DATA LINES:
* * * * * * *

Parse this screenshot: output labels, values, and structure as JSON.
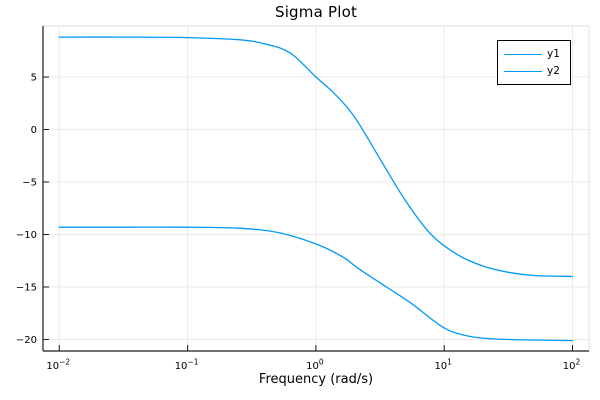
{
  "chart": {
    "title": "Sigma Plot",
    "xlabel": "Frequency (rad/s)"
  },
  "colors": {
    "series_blue": "#009af9",
    "axis_dark": "#1a1a1a",
    "axis_light": "#e0e0e0",
    "grid": "#ebebeb",
    "text": "#000000",
    "background": "#ffffff"
  },
  "chart_data": {
    "type": "line",
    "title": "Sigma Plot",
    "xlabel": "Frequency (rad/s)",
    "ylabel": "",
    "x_scale": "log10",
    "xlim": [
      0.01,
      100
    ],
    "ylim": [
      -21.1,
      9.9
    ],
    "grid": true,
    "x_ticks": [
      0.01,
      0.1,
      1,
      10,
      100
    ],
    "x_tick_labels": [
      {
        "base": "10",
        "exp": "−2"
      },
      {
        "base": "10",
        "exp": "−1"
      },
      {
        "base": "10",
        "exp": "0"
      },
      {
        "base": "10",
        "exp": "1"
      },
      {
        "base": "10",
        "exp": "2"
      }
    ],
    "y_ticks": [
      5,
      0,
      -5,
      -10,
      -15,
      -20
    ],
    "y_tick_labels": [
      "5",
      "0",
      "−5",
      "−10",
      "−15",
      "−20"
    ],
    "legend": {
      "position": "top-right",
      "entries": [
        "y1",
        "y2"
      ]
    },
    "series": [
      {
        "name": "y1",
        "color": "#009af9",
        "points_unit": "[frequency rad/s, singular value dB]",
        "points": [
          [
            0.01,
            8.8
          ],
          [
            0.0316,
            8.8
          ],
          [
            0.1,
            8.75
          ],
          [
            0.25,
            8.55
          ],
          [
            0.4,
            8.15
          ],
          [
            0.63,
            7.3
          ],
          [
            1.0,
            5.0
          ],
          [
            1.4,
            3.4
          ],
          [
            2.0,
            1.2
          ],
          [
            3.16,
            -2.8
          ],
          [
            5.0,
            -6.8
          ],
          [
            7.9,
            -10.0
          ],
          [
            12.6,
            -11.9
          ],
          [
            20.0,
            -13.0
          ],
          [
            31.6,
            -13.6
          ],
          [
            50.0,
            -13.9
          ],
          [
            100.0,
            -14.0
          ]
        ]
      },
      {
        "name": "y2",
        "color": "#009af9",
        "points_unit": "[frequency rad/s, singular value dB]",
        "points": [
          [
            0.01,
            -9.3
          ],
          [
            0.0316,
            -9.3
          ],
          [
            0.1,
            -9.3
          ],
          [
            0.25,
            -9.4
          ],
          [
            0.5,
            -9.8
          ],
          [
            1.0,
            -10.9
          ],
          [
            1.6,
            -12.1
          ],
          [
            2.24,
            -13.4
          ],
          [
            3.55,
            -15.0
          ],
          [
            5.6,
            -16.6
          ],
          [
            10.0,
            -18.9
          ],
          [
            15.8,
            -19.7
          ],
          [
            25.1,
            -19.95
          ],
          [
            50.0,
            -20.05
          ],
          [
            100.0,
            -20.1
          ]
        ]
      }
    ]
  }
}
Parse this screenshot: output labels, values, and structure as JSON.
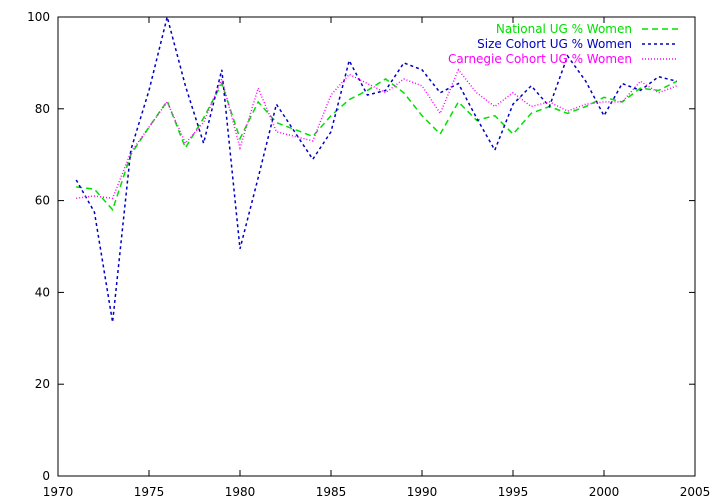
{
  "chart_data": {
    "type": "line",
    "title": "",
    "xlabel": "",
    "ylabel": "",
    "xlim": [
      1970,
      2005
    ],
    "ylim": [
      0,
      100
    ],
    "x_ticks": [
      1970,
      1975,
      1980,
      1985,
      1990,
      1995,
      2000,
      2005
    ],
    "y_ticks": [
      0,
      20,
      40,
      60,
      80,
      100
    ],
    "grid": false,
    "legend_position": "top-right",
    "x": [
      1971,
      1972,
      1973,
      1974,
      1975,
      1976,
      1977,
      1978,
      1979,
      1980,
      1981,
      1982,
      1983,
      1984,
      1985,
      1986,
      1987,
      1988,
      1989,
      1990,
      1991,
      1992,
      1993,
      1994,
      1995,
      1996,
      1997,
      1998,
      1999,
      2000,
      2001,
      2002,
      2003,
      2004
    ],
    "series": [
      {
        "name": "National UG % Women",
        "color": "#00e000",
        "dash": "6,4",
        "values": [
          63.0,
          62.5,
          58.0,
          70.0,
          76.0,
          81.7,
          71.5,
          78.0,
          85.5,
          73.5,
          81.5,
          77.0,
          75.5,
          74.0,
          78.5,
          82.0,
          84.0,
          86.5,
          83.5,
          78.5,
          74.5,
          81.5,
          77.5,
          78.5,
          74.5,
          79.0,
          80.5,
          79.0,
          80.5,
          82.5,
          81.5,
          84.5,
          84.0,
          86.0
        ]
      },
      {
        "name": "Size Cohort UG % Women",
        "color": "#0000c0",
        "dash": "3,3",
        "values": [
          64.5,
          57.5,
          33.5,
          71.0,
          84.0,
          100.0,
          85.0,
          72.5,
          88.5,
          49.5,
          65.0,
          81.0,
          75.0,
          69.0,
          75.0,
          90.5,
          83.0,
          84.0,
          90.0,
          88.5,
          83.5,
          85.5,
          78.0,
          71.0,
          81.0,
          85.0,
          80.5,
          91.5,
          86.0,
          78.5,
          85.5,
          84.0,
          87.0,
          86.0
        ]
      },
      {
        "name": "Carnegie Cohort UG % Women",
        "color": "#ff00ff",
        "dash": "1,2",
        "values": [
          60.5,
          61.0,
          60.5,
          70.5,
          76.0,
          81.5,
          72.5,
          77.0,
          86.5,
          71.5,
          84.5,
          75.0,
          74.0,
          73.0,
          83.0,
          87.5,
          85.5,
          83.5,
          86.5,
          85.0,
          79.0,
          88.5,
          83.5,
          80.5,
          83.5,
          80.5,
          81.5,
          79.5,
          81.0,
          81.5,
          81.5,
          86.0,
          83.5,
          85.0
        ]
      }
    ]
  }
}
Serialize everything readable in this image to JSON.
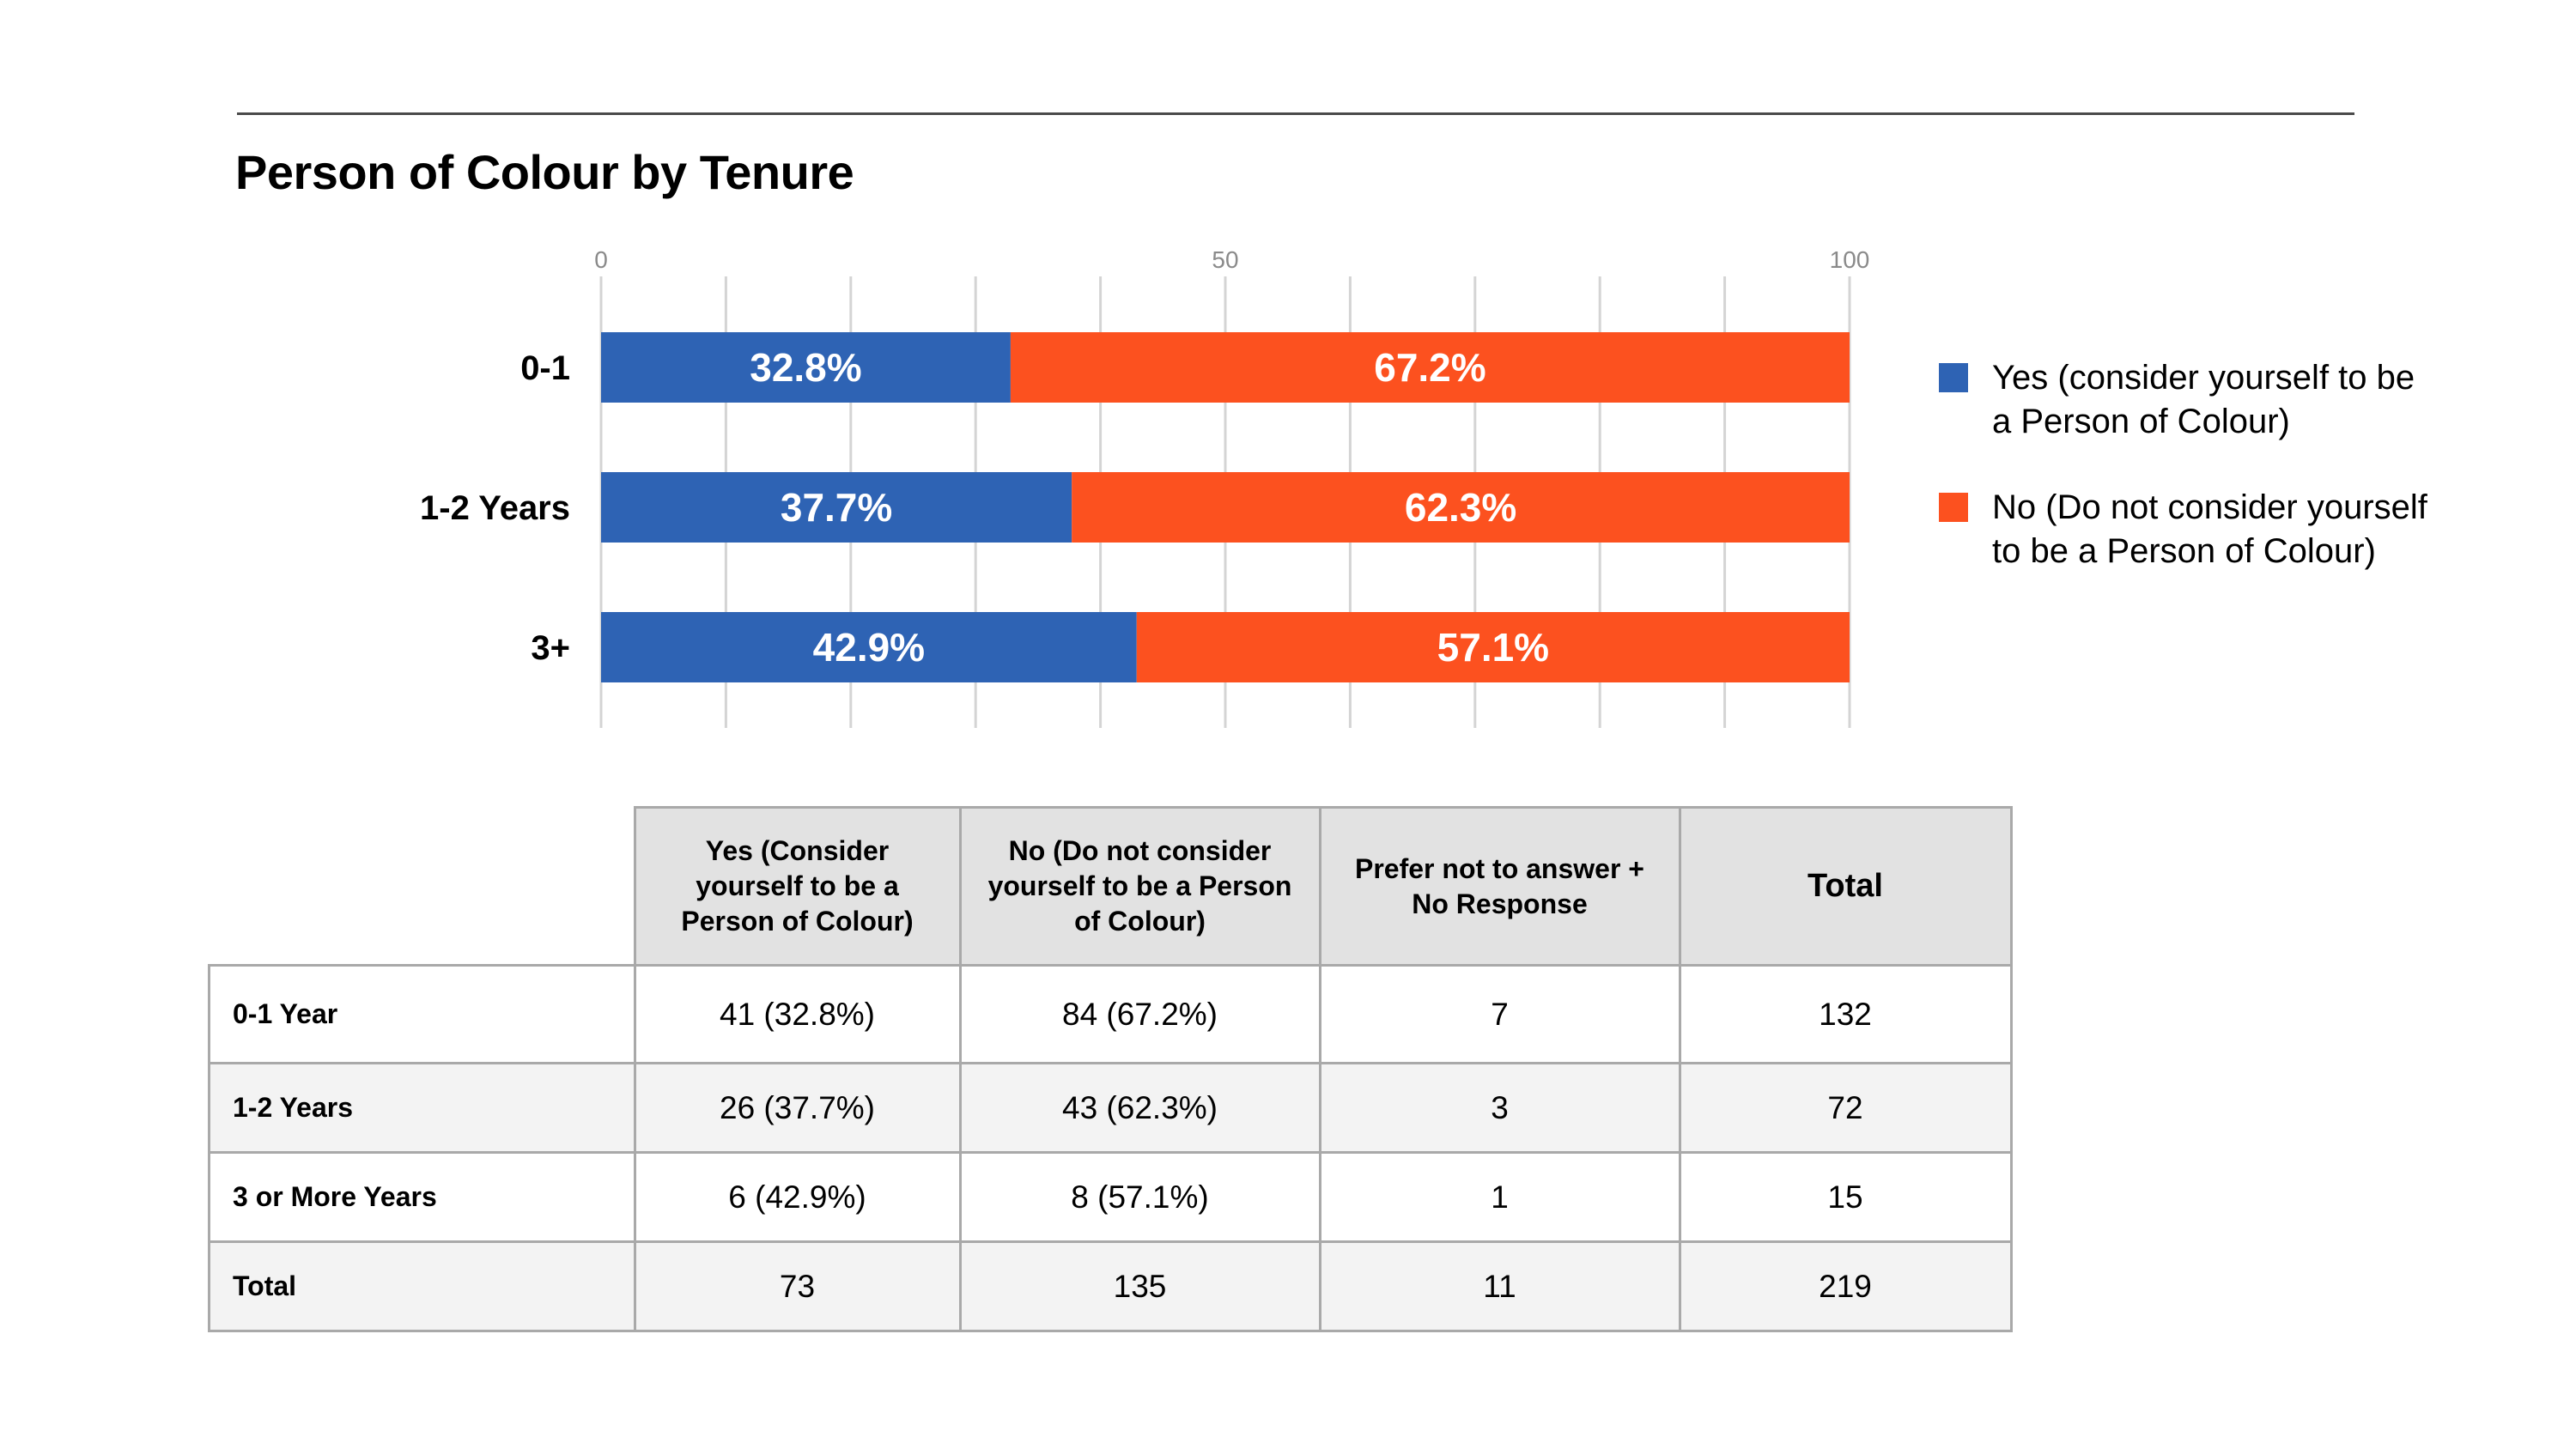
{
  "title": "Person of Colour by Tenure",
  "colors": {
    "yes": "#2e63b4",
    "no": "#fc511f",
    "grid": "#d4d4d4",
    "axis_text": "#8a8a8a"
  },
  "chart_data": {
    "type": "bar",
    "orientation": "horizontal",
    "stacked": true,
    "title": "Person of Colour by Tenure",
    "categories": [
      "0-1",
      "1-2 Years",
      "3+"
    ],
    "series": [
      {
        "name": "Yes (consider yourself to be a Person of Colour)",
        "color": "#2e63b4",
        "values": [
          32.8,
          37.7,
          42.9
        ],
        "labels": [
          "32.8%",
          "37.7%",
          "42.9%"
        ]
      },
      {
        "name": "No (Do not consider yourself to be a Person of Colour)",
        "color": "#fc511f",
        "values": [
          67.2,
          62.3,
          57.1
        ],
        "labels": [
          "67.2%",
          "62.3%",
          "57.1%"
        ]
      }
    ],
    "xlim": [
      0,
      100
    ],
    "xticks": [
      0,
      50,
      100
    ],
    "tick_labels": [
      "0",
      "50",
      "100"
    ],
    "grid_step": 10,
    "legend_position": "right"
  },
  "legend": [
    {
      "label": "Yes (consider yourself to be a Person of Colour)",
      "color": "#2e63b4"
    },
    {
      "label": "No (Do not consider yourself to be a Person of Colour)",
      "color": "#fc511f"
    }
  ],
  "table": {
    "headers": [
      "",
      "Yes (Consider yourself to be a Person of Colour)",
      "No (Do not consider yourself to be a Person of Colour)",
      "Prefer not to answer + No Response",
      "Total"
    ],
    "rows": [
      {
        "label": "0-1 Year",
        "cells": [
          "41 (32.8%)",
          "84 (67.2%)",
          "7",
          "132"
        ]
      },
      {
        "label": "1-2 Years",
        "cells": [
          "26 (37.7%)",
          "43 (62.3%)",
          "3",
          "72"
        ]
      },
      {
        "label": "3 or More Years",
        "cells": [
          "6 (42.9%)",
          "8 (57.1%)",
          "1",
          "15"
        ]
      },
      {
        "label": "Total",
        "cells": [
          "73",
          "135",
          "11",
          "219"
        ]
      }
    ]
  }
}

* * * * * * *

WHAT IS EXPECTED:
Identify each line in the records above that contains the word "Women", and copy it out in full.

FULL OUTPUT:
        "name": "National UG % Women",
        "name": "Size Cohort UG % Women",
        "name": "Carnegie Cohort UG % Women",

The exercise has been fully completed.